Problem statement —
Print the entries below in their entirety, exactly as they are written.

[Extracted records]

************

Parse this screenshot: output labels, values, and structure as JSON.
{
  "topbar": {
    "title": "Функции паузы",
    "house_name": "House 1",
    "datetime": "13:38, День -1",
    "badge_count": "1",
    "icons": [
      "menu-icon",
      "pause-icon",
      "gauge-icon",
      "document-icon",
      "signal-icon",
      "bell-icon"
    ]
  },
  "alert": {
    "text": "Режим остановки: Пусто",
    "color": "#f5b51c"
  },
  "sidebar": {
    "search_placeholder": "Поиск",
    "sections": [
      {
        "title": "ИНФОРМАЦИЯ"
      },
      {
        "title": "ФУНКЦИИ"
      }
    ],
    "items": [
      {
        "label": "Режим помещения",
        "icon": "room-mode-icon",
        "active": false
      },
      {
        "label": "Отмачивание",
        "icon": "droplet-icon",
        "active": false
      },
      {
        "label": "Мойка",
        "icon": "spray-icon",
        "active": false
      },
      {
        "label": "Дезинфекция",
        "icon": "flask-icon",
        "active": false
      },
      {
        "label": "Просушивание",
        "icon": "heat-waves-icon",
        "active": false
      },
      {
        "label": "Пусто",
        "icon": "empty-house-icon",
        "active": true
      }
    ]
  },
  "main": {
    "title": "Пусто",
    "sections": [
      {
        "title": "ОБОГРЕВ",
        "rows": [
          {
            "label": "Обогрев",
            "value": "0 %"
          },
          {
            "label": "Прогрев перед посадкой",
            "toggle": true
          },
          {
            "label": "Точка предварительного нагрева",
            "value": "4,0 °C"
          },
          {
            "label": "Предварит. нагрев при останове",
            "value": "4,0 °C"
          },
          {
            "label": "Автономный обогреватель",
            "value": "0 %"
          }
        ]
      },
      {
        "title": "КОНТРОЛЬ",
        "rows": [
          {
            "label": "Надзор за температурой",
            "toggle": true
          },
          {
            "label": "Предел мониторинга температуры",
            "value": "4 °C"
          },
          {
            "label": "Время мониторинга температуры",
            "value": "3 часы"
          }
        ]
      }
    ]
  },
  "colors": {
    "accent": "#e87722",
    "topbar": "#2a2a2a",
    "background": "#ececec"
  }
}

************

The completed task —
Parse this screenshot: output labels, values, and structure as JSON.
{
  "topbar": {
    "title": "Функции паузы",
    "house_name": "House 1",
    "datetime": "13:38, День -1",
    "badge_count": "1",
    "icons": [
      "menu-icon",
      "pause-icon",
      "gauge-icon",
      "document-icon",
      "signal-icon",
      "bell-icon"
    ]
  },
  "alert": {
    "text": "Режим остановки: Пусто",
    "color": "#f5b51c"
  },
  "sidebar": {
    "search_placeholder": "Поиск",
    "sections": [
      {
        "title": "ИНФОРМАЦИЯ"
      },
      {
        "title": "ФУНКЦИИ"
      }
    ],
    "items": [
      {
        "label": "Режим помещения",
        "icon": "room-mode-icon",
        "active": false
      },
      {
        "label": "Отмачивание",
        "icon": "droplet-icon",
        "active": false
      },
      {
        "label": "Мойка",
        "icon": "spray-icon",
        "active": false
      },
      {
        "label": "Дезинфекция",
        "icon": "flask-icon",
        "active": false
      },
      {
        "label": "Просушивание",
        "icon": "heat-waves-icon",
        "active": false
      },
      {
        "label": "Пусто",
        "icon": "empty-house-icon",
        "active": true
      }
    ]
  },
  "main": {
    "title": "Пусто",
    "sections": [
      {
        "title": "ОБОГРЕВ",
        "rows": [
          {
            "label": "Обогрев",
            "value": "0 %"
          },
          {
            "label": "Прогрев перед посадкой",
            "toggle": true
          },
          {
            "label": "Точка предварительного нагрева",
            "value": "4,0 °C"
          },
          {
            "label": "Предварит. нагрев при останове",
            "value": "4,0 °C"
          },
          {
            "label": "Автономный обогреватель",
            "value": "0 %"
          }
        ]
      },
      {
        "title": "КОНТРОЛЬ",
        "rows": [
          {
            "label": "Надзор за температурой",
            "toggle": true
          },
          {
            "label": "Предел мониторинга температуры",
            "value": "4 °C"
          },
          {
            "label": "Время мониторинга температуры",
            "value": "3 часы"
          }
        ]
      }
    ]
  },
  "colors": {
    "accent": "#e87722",
    "topbar": "#2a2a2a",
    "background": "#ececec"
  }
}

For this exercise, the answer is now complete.